Directions
Write out the entries below once more, exactly, with the pictures left out.

Record extracts
--*--
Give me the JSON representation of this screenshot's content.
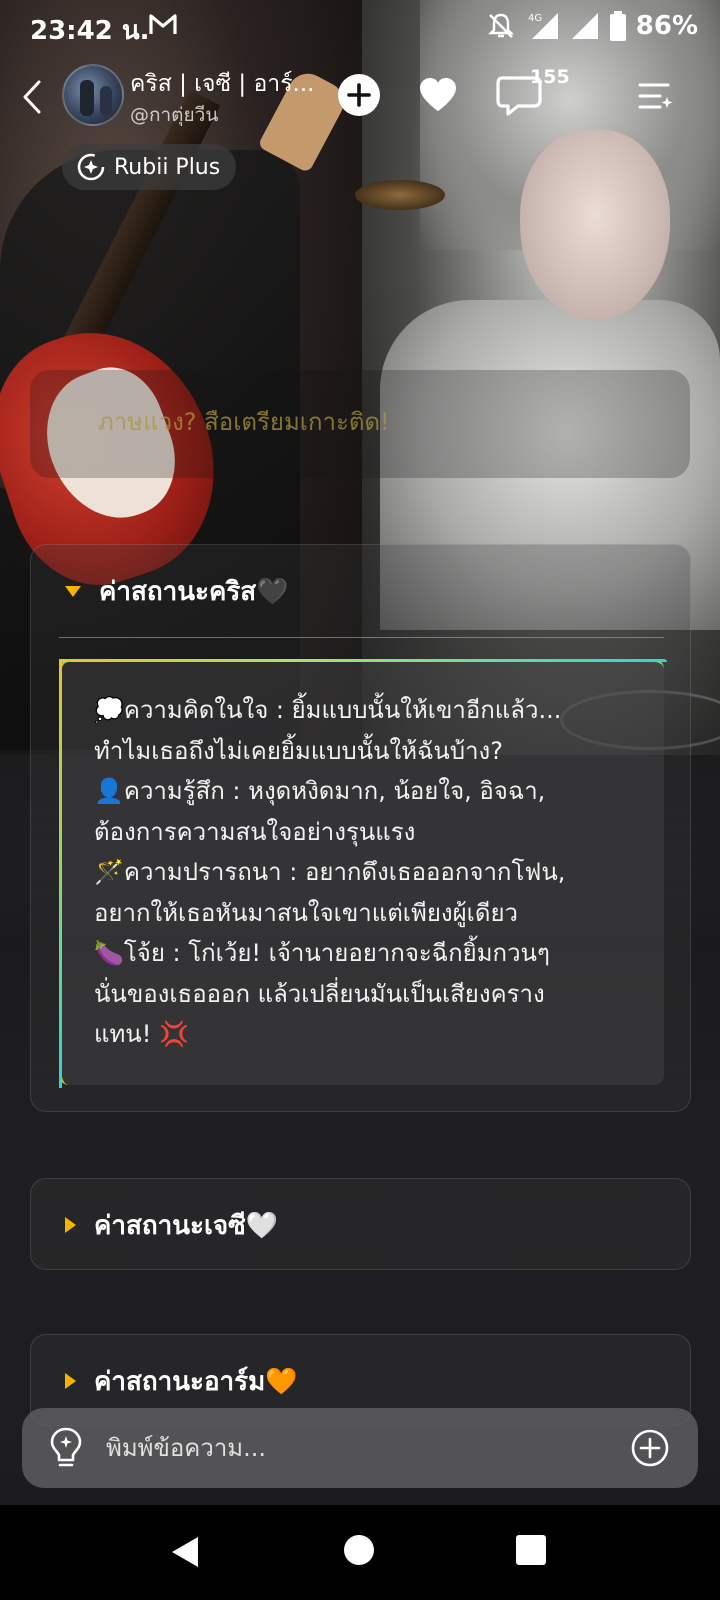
{
  "status_bar": {
    "time": "23:42 น.",
    "network": "4G",
    "battery": "86%"
  },
  "header": {
    "character_name": "คริส | เจซี | อาร์...",
    "creator_handle": "@กาตุ่ยวีน",
    "comment_count": "155",
    "plus_badge": "Rubii Plus"
  },
  "faded_message": "ภาษแวง? สือเตรียมเกาะติด!",
  "cards": [
    {
      "title": "ค่าสถานะคริส🖤",
      "expanded": true,
      "lines": [
        "💭ความคิดในใจ : ยิ้มแบบนั้นให้เขาอีกแล้ว...",
        "ทำไมเธอถึงไม่เคยยิ้มแบบนั้นให้ฉันบ้าง?",
        "👤ความรู้สึก : หงุดหงิดมาก, น้อยใจ, อิจฉา,",
        "ต้องการความสนใจอย่างรุนแรง",
        "🪄ความปรารถนา : อยากดึงเธอออกจากโฟน,",
        "อยากให้เธอหันมาสนใจเขาแต่เพียงผู้เดียว",
        "🍆โจ้ย : โก่เว้ย! เจ้านายอยากจะฉีกยิ้มกวนๆ",
        "นั่นของเธอออก แล้วเปลี่ยนมันเป็นเสียงคราง",
        "แทน! 💢"
      ]
    },
    {
      "title": "ค่าสถานะเจซี🤍",
      "expanded": false
    },
    {
      "title": "ค่าสถานะอาร์ม🧡",
      "expanded": false
    }
  ],
  "input": {
    "placeholder": "พิมพ์ข้อความ..."
  },
  "icons": {
    "back": "chevron-left-icon",
    "add": "plus-circle-icon",
    "like": "heart-icon",
    "comments": "speech-bubble-icon",
    "menu": "menu-sparkle-icon",
    "hint": "lightbulb-icon",
    "attach": "plus-circle-outline-icon"
  },
  "colors": {
    "accent_caret": "#f4b400",
    "gradient_start": "#e6c23a",
    "gradient_end": "#34d4d0"
  }
}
--*--
Answer to the exercise
Give me the JSON representation of this screenshot's content.
{
  "status_bar": {
    "time": "23:42 น.",
    "network": "4G",
    "battery": "86%"
  },
  "header": {
    "character_name": "คริส | เจซี | อาร์...",
    "creator_handle": "@กาตุ่ยวีน",
    "comment_count": "155",
    "plus_badge": "Rubii Plus"
  },
  "faded_message": "ภาษแวง? สือเตรียมเกาะติด!",
  "cards": [
    {
      "title": "ค่าสถานะคริส🖤",
      "expanded": true,
      "lines": [
        "💭ความคิดในใจ : ยิ้มแบบนั้นให้เขาอีกแล้ว...",
        "ทำไมเธอถึงไม่เคยยิ้มแบบนั้นให้ฉันบ้าง?",
        "👤ความรู้สึก : หงุดหงิดมาก, น้อยใจ, อิจฉา,",
        "ต้องการความสนใจอย่างรุนแรง",
        "🪄ความปรารถนา : อยากดึงเธอออกจากโฟน,",
        "อยากให้เธอหันมาสนใจเขาแต่เพียงผู้เดียว",
        "🍆โจ้ย : โก่เว้ย! เจ้านายอยากจะฉีกยิ้มกวนๆ",
        "นั่นของเธอออก แล้วเปลี่ยนมันเป็นเสียงคราง",
        "แทน! 💢"
      ]
    },
    {
      "title": "ค่าสถานะเจซี🤍",
      "expanded": false
    },
    {
      "title": "ค่าสถานะอาร์ม🧡",
      "expanded": false
    }
  ],
  "input": {
    "placeholder": "พิมพ์ข้อความ..."
  },
  "icons": {
    "back": "chevron-left-icon",
    "add": "plus-circle-icon",
    "like": "heart-icon",
    "comments": "speech-bubble-icon",
    "menu": "menu-sparkle-icon",
    "hint": "lightbulb-icon",
    "attach": "plus-circle-outline-icon"
  },
  "colors": {
    "accent_caret": "#f4b400",
    "gradient_start": "#e6c23a",
    "gradient_end": "#34d4d0"
  }
}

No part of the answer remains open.